Given problem =>
In the data below, find every line that has the string "this", and copy it.

#### Data lines

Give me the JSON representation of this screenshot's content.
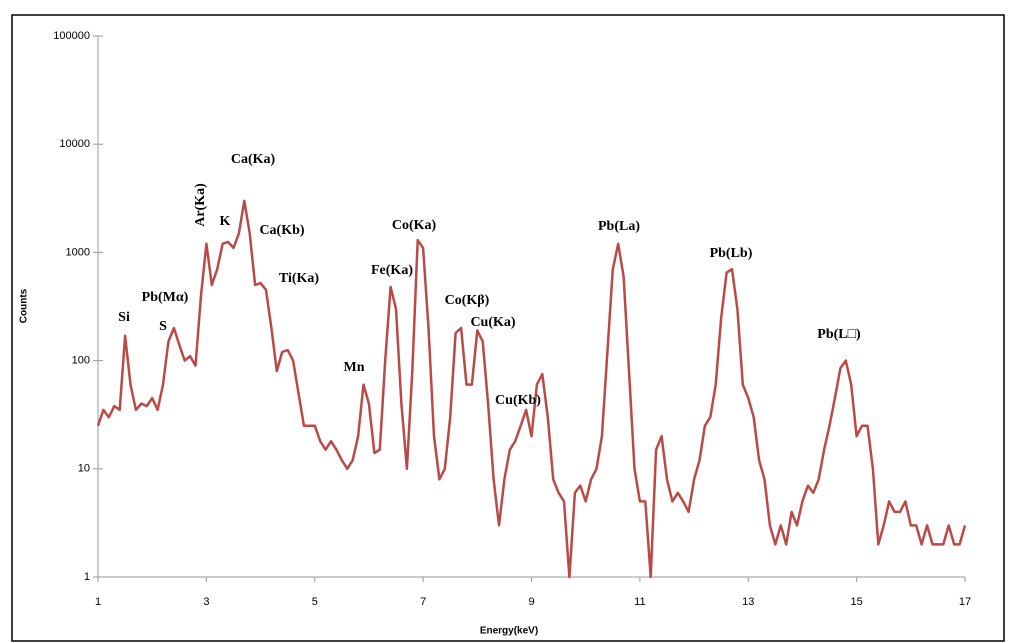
{
  "chart_data": {
    "type": "line",
    "x_label": "Energy(keV)",
    "y_label": "Counts",
    "x": [
      1.0,
      1.1,
      1.2,
      1.3,
      1.4,
      1.5,
      1.6,
      1.7,
      1.8,
      1.9,
      2.0,
      2.1,
      2.2,
      2.3,
      2.4,
      2.5,
      2.6,
      2.7,
      2.8,
      2.9,
      3.0,
      3.1,
      3.2,
      3.3,
      3.4,
      3.5,
      3.6,
      3.7,
      3.8,
      3.9,
      4.0,
      4.1,
      4.2,
      4.3,
      4.4,
      4.5,
      4.6,
      4.7,
      4.8,
      4.9,
      5.0,
      5.1,
      5.2,
      5.3,
      5.4,
      5.5,
      5.6,
      5.7,
      5.8,
      5.9,
      6.0,
      6.1,
      6.2,
      6.3,
      6.4,
      6.5,
      6.6,
      6.7,
      6.8,
      6.9,
      7.0,
      7.1,
      7.2,
      7.3,
      7.4,
      7.5,
      7.6,
      7.7,
      7.8,
      7.9,
      8.0,
      8.1,
      8.2,
      8.3,
      8.4,
      8.5,
      8.6,
      8.7,
      8.8,
      8.9,
      9.0,
      9.1,
      9.2,
      9.3,
      9.4,
      9.5,
      9.6,
      9.7,
      9.8,
      9.9,
      10.0,
      10.1,
      10.2,
      10.3,
      10.4,
      10.5,
      10.6,
      10.7,
      10.8,
      10.9,
      11.0,
      11.1,
      11.2,
      11.3,
      11.4,
      11.5,
      11.6,
      11.7,
      11.8,
      11.9,
      12.0,
      12.1,
      12.2,
      12.3,
      12.4,
      12.5,
      12.6,
      12.7,
      12.8,
      12.9,
      13.0,
      13.1,
      13.2,
      13.3,
      13.4,
      13.5,
      13.6,
      13.7,
      13.8,
      13.9,
      14.0,
      14.1,
      14.2,
      14.3,
      14.4,
      14.5,
      14.6,
      14.7,
      14.8,
      14.9,
      15.0,
      15.1,
      15.2,
      15.3,
      15.4,
      15.5,
      15.6,
      15.7,
      15.8,
      15.9,
      16.0,
      16.1,
      16.2,
      16.3,
      16.4,
      16.5,
      16.6,
      16.7,
      16.8,
      16.9,
      17.0
    ],
    "values": [
      25,
      35,
      30,
      38,
      35,
      170,
      60,
      35,
      40,
      38,
      45,
      35,
      60,
      150,
      200,
      140,
      100,
      110,
      90,
      400,
      1200,
      500,
      700,
      1200,
      1250,
      1100,
      1500,
      3000,
      1500,
      500,
      520,
      450,
      200,
      80,
      120,
      125,
      100,
      50,
      25,
      25,
      25,
      18,
      15,
      18,
      15,
      12,
      10,
      12,
      20,
      60,
      40,
      14,
      15,
      100,
      480,
      300,
      40,
      10,
      80,
      1300,
      1100,
      200,
      20,
      8,
      10,
      30,
      180,
      200,
      60,
      60,
      190,
      150,
      40,
      8,
      3,
      8,
      15,
      18,
      25,
      35,
      20,
      60,
      75,
      30,
      8,
      6,
      5,
      1,
      6,
      7,
      5,
      8,
      10,
      20,
      120,
      700,
      1200,
      600,
      80,
      10,
      5,
      5,
      1,
      15,
      20,
      8,
      5,
      6,
      5,
      4,
      8,
      12,
      25,
      30,
      60,
      250,
      650,
      700,
      300,
      60,
      45,
      30,
      12,
      8,
      3,
      2,
      3,
      2,
      4,
      3,
      5,
      7,
      6,
      8,
      15,
      25,
      45,
      85,
      100,
      60,
      20,
      25,
      25,
      10,
      2,
      3,
      5,
      4,
      4,
      5,
      3,
      3,
      2,
      3,
      2,
      2,
      2,
      3,
      2,
      2,
      3
    ],
    "color": "#b94a48",
    "xlim": [
      1,
      17
    ],
    "xticks": [
      1,
      3,
      5,
      7,
      9,
      11,
      13,
      15,
      17
    ],
    "ylim": [
      1,
      100000
    ],
    "yticks": [
      1,
      10,
      100,
      1000,
      10000,
      100000
    ],
    "y_scale": "log",
    "annotations": [
      "Si",
      "Pb(Mα)",
      "S",
      "Ar(Ka)",
      "K",
      "Ca(Ka)",
      "Ca(Kb)",
      "Ti(Ka)",
      "Mn",
      "Fe(Ka)",
      "Co(Ka)",
      "Co(Kβ)",
      "Cu(Ka)",
      "Cu(Kb)",
      "Pb(La)",
      "Pb(Lb)",
      "Pb(L□)"
    ]
  }
}
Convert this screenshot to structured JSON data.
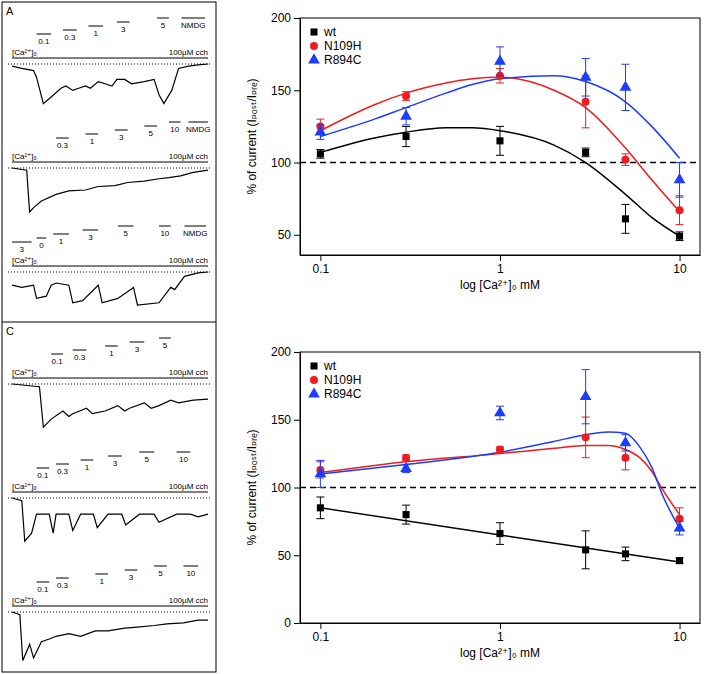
{
  "chart_data": [
    {
      "type": "scatter",
      "x": [
        0.1,
        0.3,
        1,
        3,
        5,
        10
      ],
      "xlim": [
        0.077,
        13
      ],
      "ylim": [
        36,
        200
      ],
      "xticks": [
        0.1,
        1,
        10
      ],
      "yticks": [
        50,
        100,
        150,
        200
      ],
      "log": "x",
      "x_label": "log [Ca²⁺]₀ mM",
      "y_label": "% of  current (Iₚₒₛₜ/Iₚᵣₑ)",
      "legend": "top-left",
      "reference_line": {
        "value": 100,
        "line_style": "dashed"
      },
      "series": [
        {
          "name": "wt",
          "color": "#000000",
          "marker": "square",
          "values": [
            106,
            118,
            115,
            107,
            61,
            49
          ],
          "errors": [
            3,
            7,
            10,
            3,
            10,
            3
          ],
          "fit_x": [
            0.1,
            0.2,
            0.3,
            0.5,
            0.7,
            1,
            2,
            3,
            5,
            7,
            10
          ],
          "fit_values": [
            107,
            117,
            121,
            124,
            124,
            122,
            112,
            100,
            78,
            62,
            49
          ]
        },
        {
          "name": "N109H",
          "color": "#ee1c1c",
          "marker": "circle",
          "values": [
            125,
            146,
            160,
            142,
            102,
            67
          ],
          "errors": [
            5,
            3,
            5,
            18,
            4,
            10
          ],
          "fit_x": [
            0.1,
            0.2,
            0.3,
            0.5,
            0.7,
            1,
            2,
            3,
            5,
            7,
            10
          ],
          "fit_values": [
            122,
            140,
            148,
            155,
            158,
            159,
            150,
            138,
            110,
            88,
            66
          ]
        },
        {
          "name": "R894C",
          "color": "#1c3cff",
          "marker": "triangle",
          "values": [
            121,
            132,
            170,
            159,
            152,
            88
          ],
          "errors": [
            5,
            6,
            10,
            13,
            16,
            12
          ],
          "fit_x": [
            0.1,
            0.2,
            0.3,
            0.5,
            0.7,
            1,
            2,
            3,
            5,
            7,
            10
          ],
          "fit_values": [
            118,
            130,
            138,
            148,
            154,
            158,
            160,
            156,
            142,
            125,
            103
          ]
        }
      ]
    },
    {
      "type": "scatter",
      "x": [
        0.1,
        0.3,
        1,
        3,
        5,
        10
      ],
      "xlim": [
        0.077,
        13
      ],
      "ylim": [
        0,
        200
      ],
      "xticks": [
        0.1,
        1,
        10
      ],
      "yticks": [
        0,
        50,
        100,
        150,
        200
      ],
      "log": "x",
      "x_label": "log [Ca²⁺]₀ mM",
      "y_label": "% of  current (Iₚₒₛₜ/Iₚᵣₑ)",
      "legend": "top-left",
      "reference_line": {
        "value": 100,
        "line_style": "dashed"
      },
      "series": [
        {
          "name": "wt",
          "color": "#000000",
          "marker": "square",
          "values": [
            85,
            80,
            66,
            54,
            51,
            46
          ],
          "errors": [
            8,
            7,
            8,
            14,
            5,
            2
          ],
          "fit_x": [
            0.1,
            10
          ],
          "fit_values": [
            85,
            45
          ]
        },
        {
          "name": "N109H",
          "color": "#ee1c1c",
          "marker": "circle",
          "values": [
            113,
            122,
            128,
            137,
            122,
            77
          ],
          "errors": [
            6,
            2,
            2,
            15,
            9,
            8
          ],
          "fit_x": [
            0.1,
            0.3,
            1,
            2,
            3,
            4,
            5,
            6,
            7,
            8,
            10
          ],
          "fit_values": [
            111,
            119,
            125,
            129,
            131,
            131,
            128,
            122,
            112,
            99,
            80
          ]
        },
        {
          "name": "R894C",
          "color": "#1c3cff",
          "marker": "triangle",
          "values": [
            110,
            114,
            155,
            167,
            133,
            70
          ],
          "errors": [
            10,
            3,
            5,
            20,
            6,
            5
          ],
          "fit_x": [
            0.1,
            0.3,
            1,
            2,
            3,
            4,
            5,
            6,
            7,
            8,
            10
          ],
          "fit_values": [
            110,
            117,
            126,
            134,
            139,
            141,
            140,
            130,
            115,
            95,
            70
          ]
        }
      ]
    }
  ],
  "trace_panels": [
    {
      "label": "A",
      "tlim": [
        0,
        200
      ],
      "current_lim": [
        -1,
        0
      ],
      "traces": [
        {
          "ca_label": "[Ca²⁺]ₒ",
          "drug_label": "100µM cch",
          "applications": [
            {
              "label": "0.1",
              "start": 25,
              "end": 40
            },
            {
              "label": "0.3",
              "start": 52,
              "end": 66
            },
            {
              "label": "1",
              "start": 78,
              "end": 93
            },
            {
              "label": "3",
              "start": 107,
              "end": 120
            },
            {
              "label": "5",
              "start": 148,
              "end": 160
            },
            {
              "label": "NMDG",
              "start": 173,
              "end": 197
            }
          ],
          "t": [
            0,
            10,
            22,
            25,
            32,
            40,
            50,
            55,
            62,
            68,
            75,
            80,
            88,
            95,
            102,
            107,
            115,
            122,
            135,
            145,
            150,
            155,
            163,
            170,
            180,
            190,
            200
          ],
          "current": [
            -0.05,
            -0.1,
            -0.15,
            -0.3,
            -0.9,
            -0.75,
            -0.55,
            -0.5,
            -0.6,
            -0.55,
            -0.5,
            -0.55,
            -0.4,
            -0.45,
            -0.5,
            -0.35,
            -0.35,
            -0.45,
            -0.4,
            -0.35,
            -0.7,
            -0.9,
            -0.6,
            -0.1,
            -0.05,
            -0.02,
            0
          ]
        },
        {
          "ca_label": "[Ca²⁺]ₒ",
          "drug_label": "100µM cch",
          "applications": [
            {
              "label": "0.3",
              "start": 45,
              "end": 58
            },
            {
              "label": "1",
              "start": 75,
              "end": 88
            },
            {
              "label": "3",
              "start": 105,
              "end": 118
            },
            {
              "label": "5",
              "start": 135,
              "end": 148
            },
            {
              "label": "10",
              "start": 160,
              "end": 172
            },
            {
              "label": "NMDG",
              "start": 180,
              "end": 200
            }
          ],
          "t": [
            0,
            15,
            18,
            22,
            30,
            45,
            58,
            75,
            88,
            105,
            118,
            135,
            148,
            160,
            172,
            185,
            200
          ],
          "current": [
            0,
            -0.05,
            -1,
            -0.9,
            -0.75,
            -0.6,
            -0.52,
            -0.5,
            -0.42,
            -0.4,
            -0.33,
            -0.3,
            -0.25,
            -0.22,
            -0.18,
            -0.1,
            -0.05
          ]
        },
        {
          "ca_label": "[Ca²⁺]ₒ",
          "drug_label": "100µM cch",
          "applications": [
            {
              "label": "3",
              "start": 0,
              "end": 20
            },
            {
              "label": "0",
              "start": 25,
              "end": 35
            },
            {
              "label": "1",
              "start": 42,
              "end": 58
            },
            {
              "label": "3",
              "start": 72,
              "end": 88
            },
            {
              "label": "5",
              "start": 108,
              "end": 124
            },
            {
              "label": "10",
              "start": 150,
              "end": 162
            },
            {
              "label": "NMDG",
              "start": 176,
              "end": 198
            }
          ],
          "t": [
            0,
            10,
            22,
            25,
            35,
            40,
            45,
            58,
            62,
            72,
            88,
            92,
            108,
            124,
            128,
            150,
            162,
            166,
            176,
            190,
            200
          ],
          "current": [
            -0.3,
            -0.35,
            -0.3,
            -0.6,
            -0.55,
            -0.3,
            -0.25,
            -0.3,
            -0.7,
            -0.65,
            -0.3,
            -0.7,
            -0.6,
            -0.35,
            -0.75,
            -0.7,
            -0.35,
            -0.4,
            -0.1,
            -0.02,
            0
          ]
        }
      ]
    },
    {
      "label": "C",
      "tlim": [
        0,
        200
      ],
      "current_lim": [
        -1,
        0
      ],
      "traces": [
        {
          "ca_label": "[Ca²⁺]ₒ",
          "drug_label": "100µM cch",
          "applications": [
            {
              "label": "0.1",
              "start": 40,
              "end": 52
            },
            {
              "label": "0.3",
              "start": 62,
              "end": 76
            },
            {
              "label": "1",
              "start": 95,
              "end": 108
            },
            {
              "label": "3",
              "start": 120,
              "end": 135
            },
            {
              "label": "5",
              "start": 150,
              "end": 162
            }
          ],
          "t": [
            0,
            28,
            32,
            40,
            52,
            58,
            62,
            76,
            82,
            95,
            108,
            115,
            120,
            135,
            142,
            150,
            162,
            170,
            185,
            200
          ],
          "current": [
            0,
            -0.05,
            -0.8,
            -0.65,
            -0.5,
            -0.6,
            -0.55,
            -0.45,
            -0.55,
            -0.5,
            -0.4,
            -0.5,
            -0.45,
            -0.35,
            -0.45,
            -0.4,
            -0.3,
            -0.35,
            -0.3,
            -0.28
          ]
        },
        {
          "ca_label": "[Ca²⁺]ₒ",
          "drug_label": "100µM cch",
          "applications": [
            {
              "label": "0.1",
              "start": 25,
              "end": 38
            },
            {
              "label": "0.3",
              "start": 45,
              "end": 58
            },
            {
              "label": "1",
              "start": 70,
              "end": 83
            },
            {
              "label": "3",
              "start": 98,
              "end": 112
            },
            {
              "label": "5",
              "start": 130,
              "end": 145
            },
            {
              "label": "10",
              "start": 168,
              "end": 182
            }
          ],
          "t": [
            0,
            10,
            13,
            20,
            25,
            38,
            42,
            45,
            58,
            62,
            70,
            83,
            87,
            98,
            112,
            116,
            130,
            145,
            150,
            168,
            182,
            190,
            200
          ],
          "current": [
            0,
            -0.05,
            -0.8,
            -0.65,
            -0.3,
            -0.3,
            -0.65,
            -0.3,
            -0.3,
            -0.6,
            -0.3,
            -0.3,
            -0.55,
            -0.3,
            -0.3,
            -0.5,
            -0.3,
            -0.3,
            -0.45,
            -0.3,
            -0.3,
            -0.35,
            -0.3
          ]
        },
        {
          "ca_label": "[Ca²⁺]ₒ",
          "drug_label": "100µM cch",
          "applications": [
            {
              "label": "0.1",
              "start": 25,
              "end": 38
            },
            {
              "label": "0.3",
              "start": 45,
              "end": 58
            },
            {
              "label": "1",
              "start": 85,
              "end": 98
            },
            {
              "label": "3",
              "start": 115,
              "end": 128
            },
            {
              "label": "5",
              "start": 145,
              "end": 158
            },
            {
              "label": "10",
              "start": 175,
              "end": 190
            }
          ],
          "t": [
            0,
            8,
            11,
            18,
            22,
            30,
            38,
            45,
            58,
            70,
            85,
            98,
            115,
            128,
            145,
            158,
            175,
            190,
            200
          ],
          "current": [
            0,
            -0.05,
            -0.9,
            -0.6,
            -0.85,
            -0.55,
            -0.5,
            -0.45,
            -0.4,
            -0.45,
            -0.35,
            -0.35,
            -0.3,
            -0.28,
            -0.25,
            -0.22,
            -0.2,
            -0.15,
            -0.15
          ]
        }
      ]
    }
  ]
}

########

Written solution =>
Give me the JSON representation of this screenshot's content.
Convert this screenshot to structured JSON data.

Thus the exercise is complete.